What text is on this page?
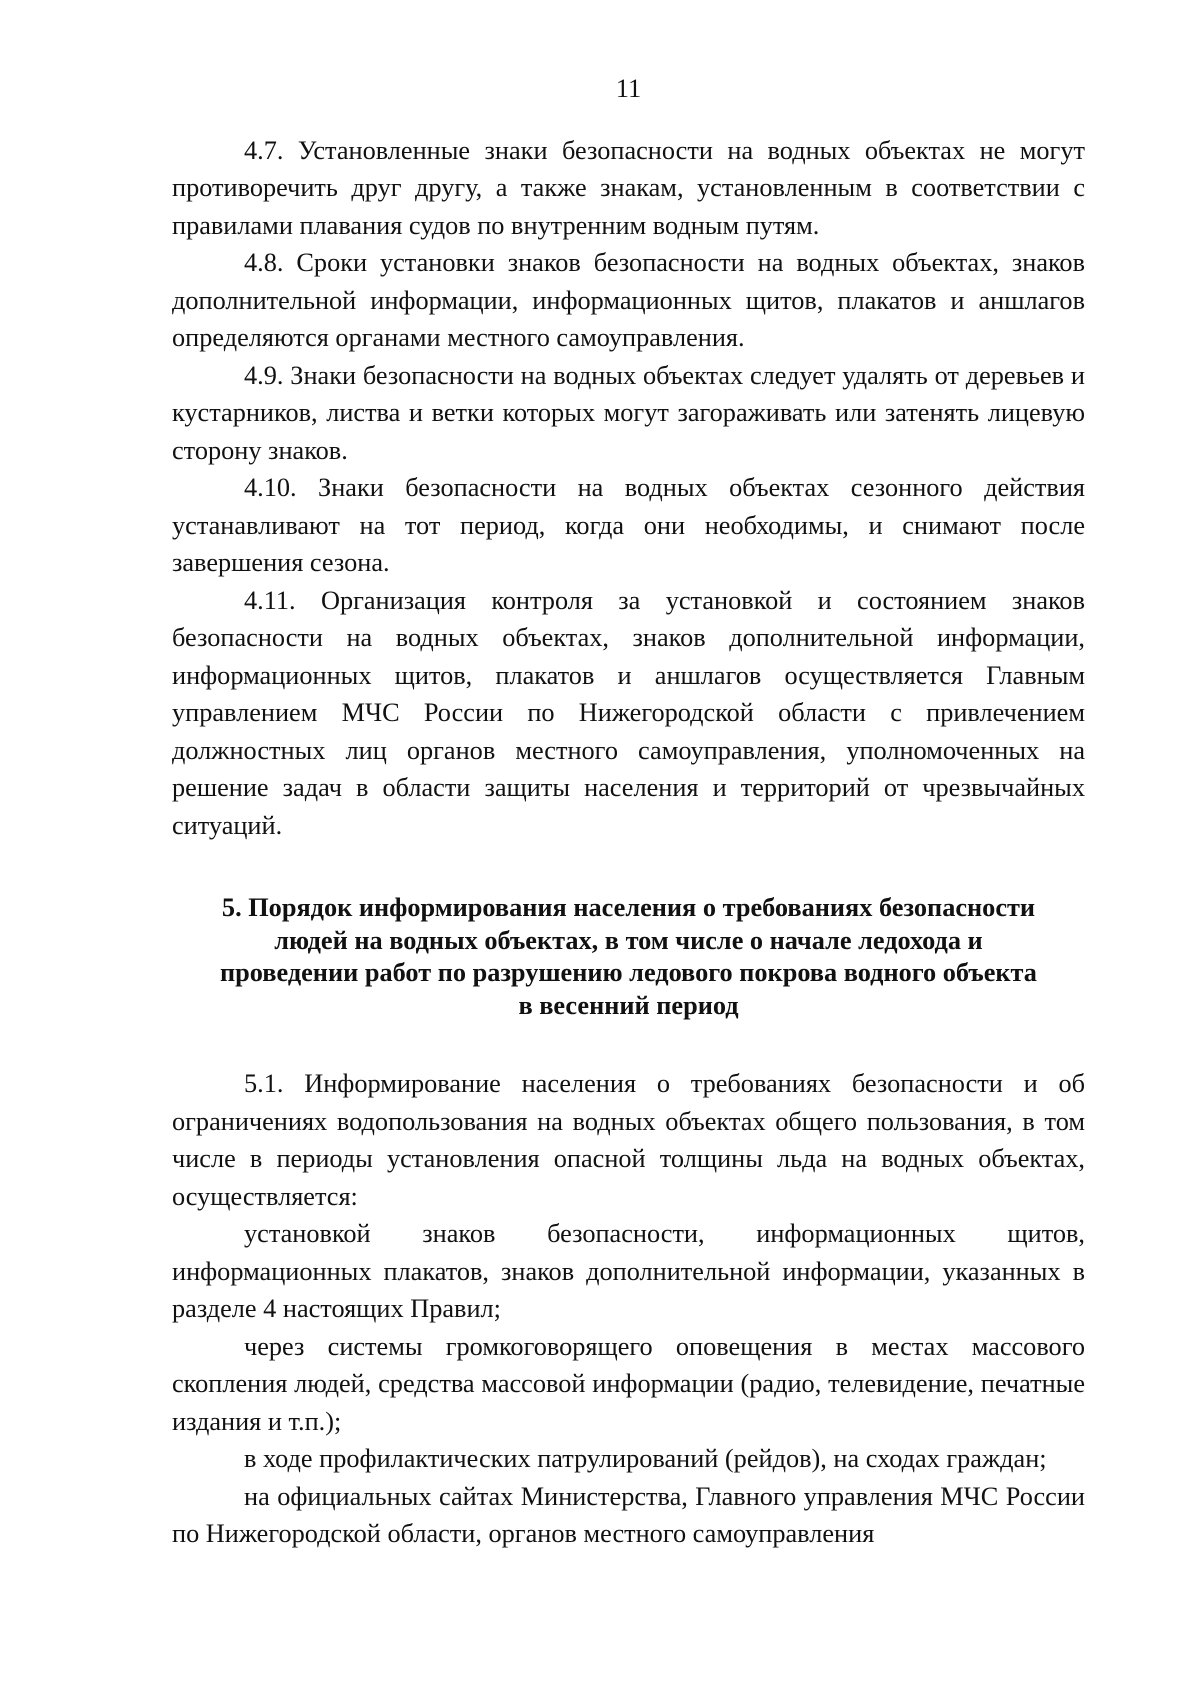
11

4.7. Установленные знаки безопасности на водных объектах не могут противоречить друг другу, а также знакам, установленным в соответствии с правилами плавания судов по внутренним водным путям.

4.8. Сроки установки знаков безопасности на водных объектах, знаков дополнительной информации, информационных щитов, плакатов и аншлагов определяются органами местного самоуправления.

4.9. Знаки безопасности на водных объектах следует удалять от деревьев и кустарников, листва и ветки которых могут загораживать или затенять лицевую сторону знаков.

4.10. Знаки безопасности на водных объектах сезонного действия устанавливают на тот период, когда они необходимы, и снимают после завершения сезона.

4.11. Организация контроля за установкой и состоянием знаков безопасности на водных объектах, знаков дополнительной информации, информационных щитов, плакатов и аншлагов осуществляется Главным управлением МЧС России по Нижегородской области с привлечением должностных лиц органов местного самоуправления, уполномоченных на решение задач в области защиты населения и территорий от чрезвычайных ситуаций.

5. Порядок информирования населения о требованиях безопасности
людей на водных объектах, в том числе о начале ледохода и
проведении работ по разрушению ледового покрова водного объекта
в весенний период

5.1. Информирование населения о требованиях безопасности и об ограничениях водопользования на водных объектах общего пользования, в том числе в периоды установления опасной толщины льда на водных объектах, осуществляется:

установкой знаков безопасности, информационных щитов, информационных плакатов, знаков дополнительной информации, указанных в разделе 4 настоящих Правил;

через системы громкоговорящего оповещения в местах массового скопления людей, средства массовой информации (радио, телевидение, печатные издания и т.п.);

в ходе профилактических патрулирований (рейдов), на сходах граждан;

на официальных сайтах Министерства, Главного управления МЧС России по Нижегородской области, органов местного самоуправления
**********
**REQUIRED WORK:** Quote the preceding records in their entirety, excluding every picture.

**RESULT OF THE TASK:**
What text is on this page?
11

4.7. Установленные знаки безопасности на водных объектах не могут противоречить друг другу, а также знакам, установленным в соответствии с правилами плавания судов по внутренним водным путям.

4.8. Сроки установки знаков безопасности на водных объектах, знаков дополнительной информации, информационных щитов, плакатов и аншлагов определяются органами местного самоуправления.

4.9. Знаки безопасности на водных объектах следует удалять от деревьев и кустарников, листва и ветки которых могут загораживать или затенять лицевую сторону знаков.

4.10. Знаки безопасности на водных объектах сезонного действия устанавливают на тот период, когда они необходимы, и снимают после завершения сезона.

4.11. Организация контроля за установкой и состоянием знаков безопасности на водных объектах, знаков дополнительной информации, информационных щитов, плакатов и аншлагов осуществляется Главным управлением МЧС России по Нижегородской области с привлечением должностных лиц органов местного самоуправления, уполномоченных на решение задач в области защиты населения и территорий от чрезвычайных ситуаций.

5. Порядок информирования населения о требованиях безопасности
людей на водных объектах, в том числе о начале ледохода и
проведении работ по разрушению ледового покрова водного объекта
в весенний период

5.1. Информирование населения о требованиях безопасности и об ограничениях водопользования на водных объектах общего пользования, в том числе в периоды установления опасной толщины льда на водных объектах, осуществляется:

установкой знаков безопасности, информационных щитов, информационных плакатов, знаков дополнительной информации, указанных в разделе 4 настоящих Правил;

через системы громкоговорящего оповещения в местах массового скопления людей, средства массовой информации (радио, телевидение, печатные издания и т.п.);

в ходе профилактических патрулирований (рейдов), на сходах граждан;

на официальных сайтах Министерства, Главного управления МЧС России по Нижегородской области, органов местного самоуправления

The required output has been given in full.